> Aim of the exercise
Return all of the data exactly as written, without the pictures.

> Recorded data

....................

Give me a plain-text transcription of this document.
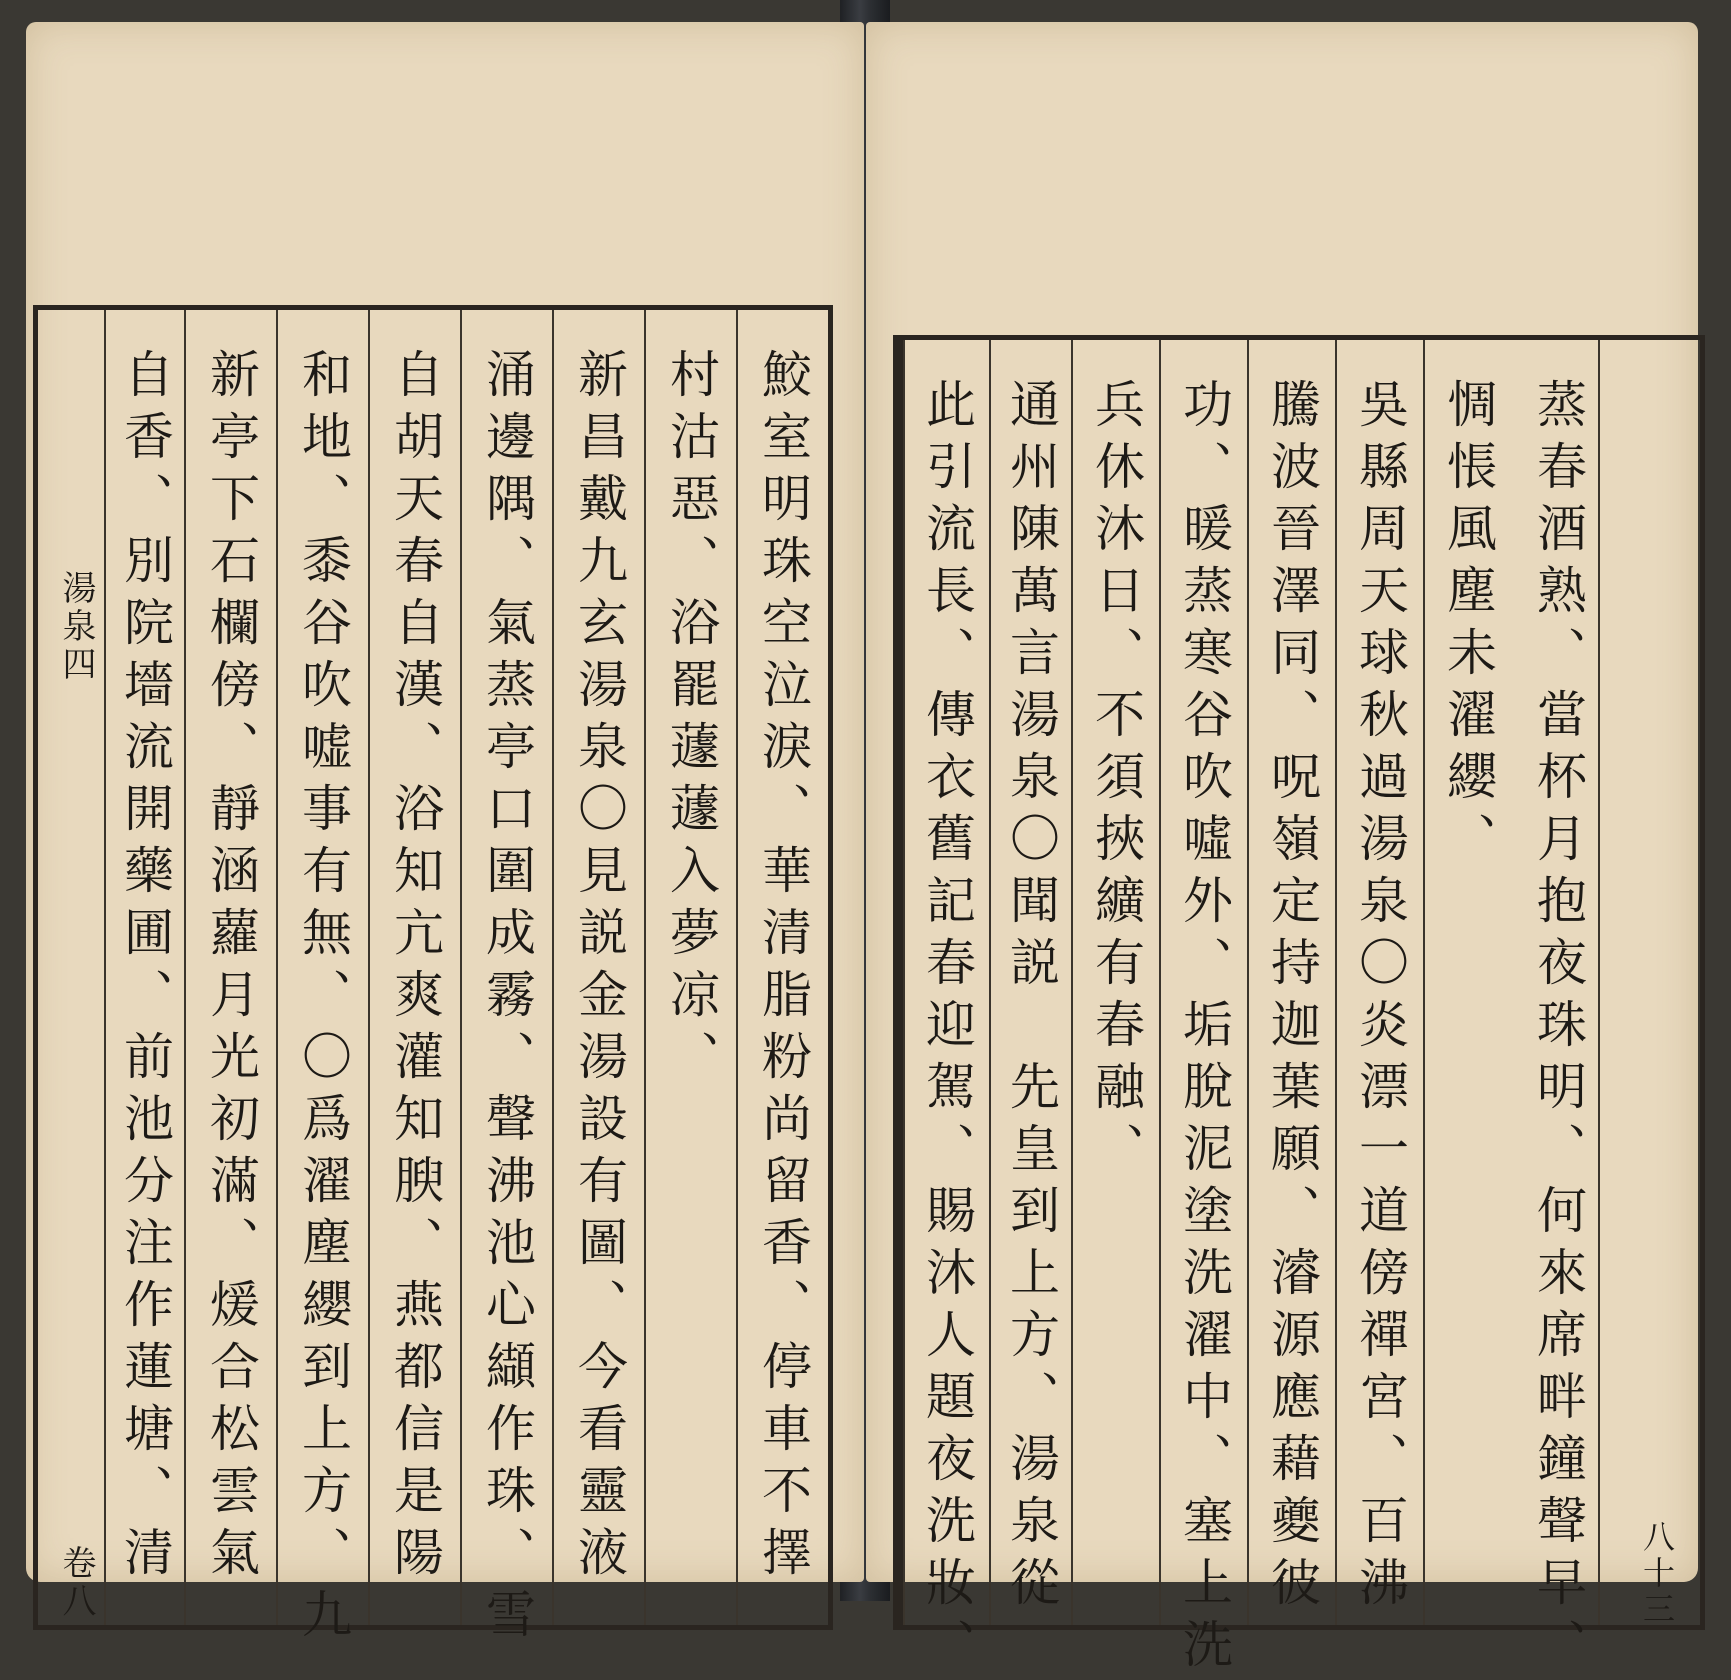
湯泉四
卷八	鮫室明珠空泣淚、華清脂粉尚留香、停車不擇
村沽惡、浴罷蘧蘧入夢凉、
新昌戴九玄湯泉〇見説金湯設有圖、今看靈液
涌邊隅、氣蒸亭口圍成霧、聲沸池心纈作珠、雪
自胡天春自漢、浴知亢爽灌知腴、燕都信是陽
和地、黍谷吹嘘事有無、〇爲濯塵纓到上方、九
新亭下石欄傍、靜涵蘿月光初滿、煖合松雲氣
自香、別院墻流開藥圃、前池分注作蓮塘、清	八十三
蒸春酒熟、當杯月抱夜珠明、何來席畔鐘聲早、
惆悵風塵未濯纓、
吳縣周天球秋過湯泉〇炎漂一道傍禪宮、百沸
騰波晉澤同、呪嶺定持迦葉願、濬源應藉夔彼
功、暖蒸寒谷吹噓外、垢脫泥塗洗濯中、塞上洗
兵休沐日、不須挾纊有春融、
通州陳萬言湯泉〇聞説　先皇到上方、湯泉從
此引流長、傳衣舊記春迎駕、賜沐人題夜洗妝、
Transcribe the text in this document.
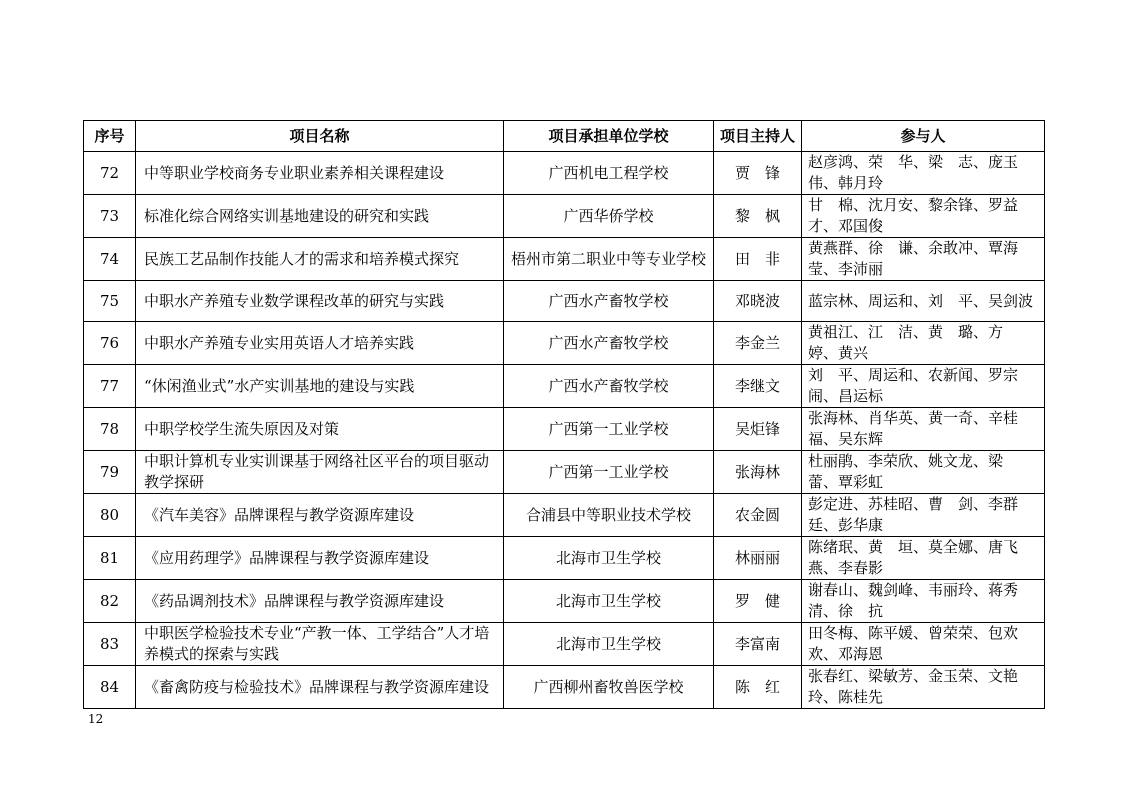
序号	项目名称	项目承担单位学校	项目主持人	参与人
72	中等职业学校商务专业职业素养相关课程建设	广西机电工程学校	贾　锋	赵彦鸿、荣　华、梁　志、庞玉伟、韩月玲
73	标准化综合网络实训基地建设的研究和实践	广西华侨学校	黎　枫	甘　棉、沈月安、黎余锋、罗益才、邓国俊
74	民族工艺品制作技能人才的需求和培养模式探究	梧州市第二职业中等专业学校	田　非	黄燕群、徐　谦、余敢冲、覃海莹、李沛丽
75	中职水产养殖专业数学课程改革的研究与实践	广西水产畜牧学校	邓晓波	蓝宗林、周运和、刘　平、吴剑波
76	中职水产养殖专业实用英语人才培养实践	广西水产畜牧学校	李金兰	黄祖江、江　洁、黄　璐、方　婷、黄兴
77	“休闲渔业式”水产实训基地的建设与实践	广西水产畜牧学校	李继文	刘　平、周运和、农新闻、罗宗闹、昌运标
78	中职学校学生流失原因及对策	广西第一工业学校	吴炬锋	张海林、肖华英、黄一奇、辛桂福、吴东辉
79	中职计算机专业实训课基于网络社区平台的项目驱动教学探研	广西第一工业学校	张海林	杜丽鹃、李荣欣、姚文龙、梁　蕾、覃彩虹
80	《汽车美容》品牌课程与教学资源库建设	合浦县中等职业技术学校	农金圆	彭定进、苏桂昭、曹　剑、李群廷、彭华康
81	《应用药理学》品牌课程与教学资源库建设	北海市卫生学校	林丽丽	陈绪珉、黄　垣、莫全娜、唐飞燕、李春影
82	《药品调剂技术》品牌课程与教学资源库建设	北海市卫生学校	罗　健	谢春山、魏剑峰、韦丽玲、蒋秀清、徐　抗
83	中职医学检验技术专业“产教一体、工学结合”人才培养模式的探索与实践	北海市卫生学校	李富南	田冬梅、陈平媛、曾荣荣、包欢欢、邓海恩
84	《畜禽防疫与检验技术》品牌课程与教学资源库建设	广西柳州畜牧兽医学校	陈　红	张春红、梁敏芳、金玉荣、文艳玲、陈桂先
12
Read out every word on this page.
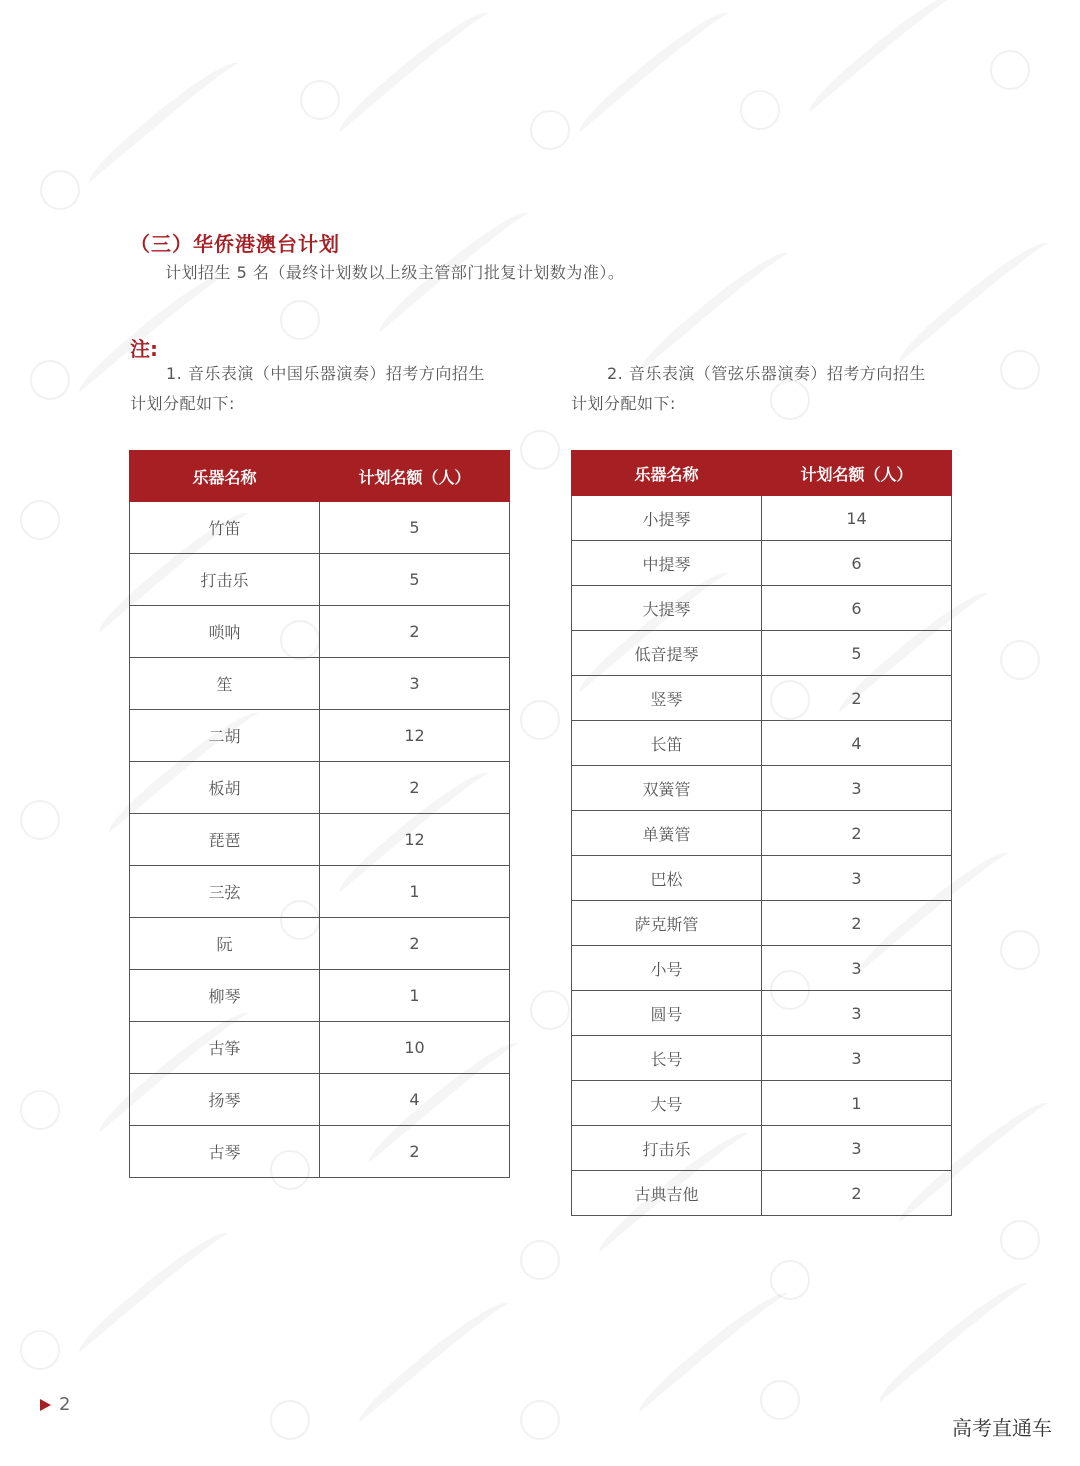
（三）华侨港澳台计划
计划招生 5 名（最终计划数以上级主管部门批复计划数为准）。
注:
1. 音乐表演（中国乐器演奏）招考方向招生
计划分配如下:
2. 音乐表演（管弦乐器演奏）招考方向招生
计划分配如下:
乐器名称	计划名额（人）
竹笛	5
打击乐	5
唢呐	2
笙	3
二胡	12
板胡	2
琵琶	12
三弦	1
阮	2
柳琴	1
古筝	10
扬琴	4
古琴	2
乐器名称	计划名额（人）
小提琴	14
中提琴	6
大提琴	6
低音提琴	5
竖琴	2
长笛	4
双簧管	3
单簧管	2
巴松	3
萨克斯管	2
小号	3
圆号	3
长号	3
大号	1
打击乐	3
古典吉他	2
2
高考直通车
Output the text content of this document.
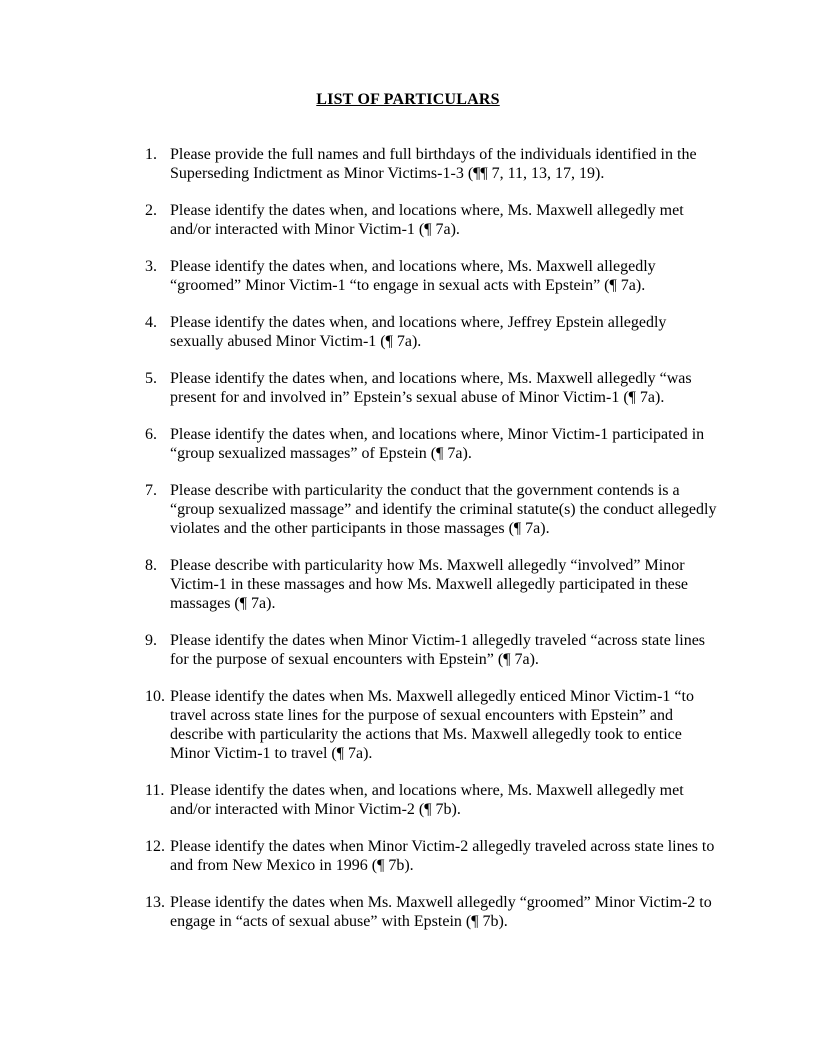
LIST OF PARTICULARS
1. Please provide the full names and full birthdays of the individuals identified in the Superseding Indictment as Minor Victims-1-3 (¶¶ 7, 11, 13, 17, 19).
2. Please identify the dates when, and locations where, Ms. Maxwell allegedly met and/or interacted with Minor Victim-1 (¶ 7a).
3. Please identify the dates when, and locations where, Ms. Maxwell allegedly “groomed” Minor Victim-1 “to engage in sexual acts with Epstein” (¶ 7a).
4. Please identify the dates when, and locations where, Jeffrey Epstein allegedly sexually abused Minor Victim-1 (¶ 7a).
5. Please identify the dates when, and locations where, Ms. Maxwell allegedly “was present for and involved in” Epstein’s sexual abuse of Minor Victim-1 (¶ 7a).
6. Please identify the dates when, and locations where, Minor Victim-1 participated in “group sexualized massages” of Epstein (¶ 7a).
7. Please describe with particularity the conduct that the government contends is a “group sexualized massage” and identify the criminal statute(s) the conduct allegedly violates and the other participants in those massages (¶ 7a).
8. Please describe with particularity how Ms. Maxwell allegedly “involved” Minor Victim-1 in these massages and how Ms. Maxwell allegedly participated in these massages (¶ 7a).
9. Please identify the dates when Minor Victim-1 allegedly traveled “across state lines for the purpose of sexual encounters with Epstein” (¶ 7a).
10. Please identify the dates when Ms. Maxwell allegedly enticed Minor Victim-1 “to travel across state lines for the purpose of sexual encounters with Epstein” and describe with particularity the actions that Ms. Maxwell allegedly took to entice Minor Victim-1 to travel (¶ 7a).
11. Please identify the dates when, and locations where, Ms. Maxwell allegedly met and/or interacted with Minor Victim-2 (¶ 7b).
12. Please identify the dates when Minor Victim-2 allegedly traveled across state lines to and from New Mexico in 1996 (¶ 7b).
13. Please identify the dates when Ms. Maxwell allegedly “groomed” Minor Victim-2 to engage in “acts of sexual abuse” with Epstein (¶ 7b).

....................

> Task result
Give me a plain-text transcription of this document.
湯泉四
卷八	鮫室明珠空泣淚、華清脂粉尚留香、停車不擇
村沽惡、浴罷蘧蘧入夢凉、
新昌戴九玄湯泉〇見説金湯設有圖、今看靈液
涌邊隅、氣蒸亭口圍成霧、聲沸池心纈作珠、雪
自胡天春自漢、浴知亢爽灌知腴、燕都信是陽
和地、黍谷吹嘘事有無、〇爲濯塵纓到上方、九
新亭下石欄傍、靜涵蘿月光初滿、煖合松雲氣
自香、別院墻流開藥圃、前池分注作蓮塘、清	八十三
蒸春酒熟、當杯月抱夜珠明、何來席畔鐘聲早、
惆悵風塵未濯纓、
吳縣周天球秋過湯泉〇炎漂一道傍禪宮、百沸
騰波晉澤同、呪嶺定持迦葉願、濬源應藉夔彼
功、暖蒸寒谷吹噓外、垢脫泥塗洗濯中、塞上洗
兵休沐日、不須挾纊有春融、
通州陳萬言湯泉〇聞説　先皇到上方、湯泉從
此引流長、傳衣舊記春迎駕、賜沐人題夜洗妝、
Transcribe the text in this document.
序号	项目名称	项目承担单位学校	项目主持人	参与人
72	中等职业学校商务专业职业素养相关课程建设	广西机电工程学校	贾　锋	赵彦鸿、荣　华、梁　志、庞玉伟、韩月玲
73	标准化综合网络实训基地建设的研究和实践	广西华侨学校	黎　枫	甘　棉、沈月安、黎余锋、罗益才、邓国俊
74	民族工艺品制作技能人才的需求和培养模式探究	梧州市第二职业中等专业学校	田　非	黄燕群、徐　谦、余敢冲、覃海莹、李沛丽
75	中职水产养殖专业数学课程改革的研究与实践	广西水产畜牧学校	邓晓波	蓝宗林、周运和、刘　平、吴剑波
76	中职水产养殖专业实用英语人才培养实践	广西水产畜牧学校	李金兰	黄祖江、江　洁、黄　璐、方　婷、黄兴
77	“休闲渔业式”水产实训基地的建设与实践	广西水产畜牧学校	李继文	刘　平、周运和、农新闻、罗宗闹、昌运标
78	中职学校学生流失原因及对策	广西第一工业学校	吴炬锋	张海林、肖华英、黄一奇、辛桂福、吴东辉
79	中职计算机专业实训课基于网络社区平台的项目驱动教学探研	广西第一工业学校	张海林	杜丽鹃、李荣欣、姚文龙、梁　蕾、覃彩虹
80	《汽车美容》品牌课程与教学资源库建设	合浦县中等职业技术学校	农金圆	彭定进、苏桂昭、曹　剑、李群廷、彭华康
81	《应用药理学》品牌课程与教学资源库建设	北海市卫生学校	林丽丽	陈绪珉、黄　垣、莫全娜、唐飞燕、李春影
82	《药品调剂技术》品牌课程与教学资源库建设	北海市卫生学校	罗　健	谢春山、魏剑峰、韦丽玲、蒋秀清、徐　抗
83	中职医学检验技术专业“产教一体、工学结合”人才培养模式的探索与实践	北海市卫生学校	李富南	田冬梅、陈平媛、曾荣荣、包欢欢、邓海恩
84	《畜禽防疫与检验技术》品牌课程与教学资源库建设	广西柳州畜牧兽医学校	陈　红	张春红、梁敏芳、金玉荣、文艳玲、陈桂先
12
Read out every word on this page.
（三）华侨港澳台计划
计划招生 5 名（最终计划数以上级主管部门批复计划数为准）。
注:
1. 音乐表演（中国乐器演奏）招考方向招生
计划分配如下:
2. 音乐表演（管弦乐器演奏）招考方向招生
计划分配如下:
乐器名称	计划名额（人）
竹笛	5
打击乐	5
唢呐	2
笙	3
二胡	12
板胡	2
琵琶	12
三弦	1
阮	2
柳琴	1
古筝	10
扬琴	4
古琴	2
乐器名称	计划名额（人）
小提琴	14
中提琴	6
大提琴	6
低音提琴	5
竖琴	2
长笛	4
双簧管	3
单簧管	2
巴松	3
萨克斯管	2
小号	3
圆号	3
长号	3
大号	1
打击乐	3
古典吉他	2
2
高考直通车
Output the text content of this document.
LIST OF PARTICULARS
1. Please provide the full names and full birthdays of the individuals identified in the Superseding Indictment as Minor Victims-1-3 (¶¶ 7, 11, 13, 17, 19).
2. Please identify the dates when, and locations where, Ms. Maxwell allegedly met and/or interacted with Minor Victim-1 (¶ 7a).
3. Please identify the dates when, and locations where, Ms. Maxwell allegedly “groomed” Minor Victim-1 “to engage in sexual acts with Epstein” (¶ 7a).
4. Please identify the dates when, and locations where, Jeffrey Epstein allegedly sexually abused Minor Victim-1 (¶ 7a).
5. Please identify the dates when, and locations where, Ms. Maxwell allegedly “was present for and involved in” Epstein’s sexual abuse of Minor Victim-1 (¶ 7a).
6. Please identify the dates when, and locations where, Minor Victim-1 participated in “group sexualized massages” of Epstein (¶ 7a).
7. Please describe with particularity the conduct that the government contends is a “group sexualized massage” and identify the criminal statute(s) the conduct allegedly violates and the other participants in those massages (¶ 7a).
8. Please describe with particularity how Ms. Maxwell allegedly “involved” Minor Victim-1 in these massages and how Ms. Maxwell allegedly participated in these massages (¶ 7a).
9. Please identify the dates when Minor Victim-1 allegedly traveled “across state lines for the purpose of sexual encounters with Epstein” (¶ 7a).
10. Please identify the dates when Ms. Maxwell allegedly enticed Minor Victim-1 “to travel across state lines for the purpose of sexual encounters with Epstein” and describe with particularity the actions that Ms. Maxwell allegedly took to entice Minor Victim-1 to travel (¶ 7a).
11. Please identify the dates when, and locations where, Ms. Maxwell allegedly met and/or interacted with Minor Victim-2 (¶ 7b).
12. Please identify the dates when Minor Victim-2 allegedly traveled across state lines to and from New Mexico in 1996 (¶ 7b).
13. Please identify the dates when Ms. Maxwell allegedly “groomed” Minor Victim-2 to engage in “acts of sexual abuse” with Epstein (¶ 7b).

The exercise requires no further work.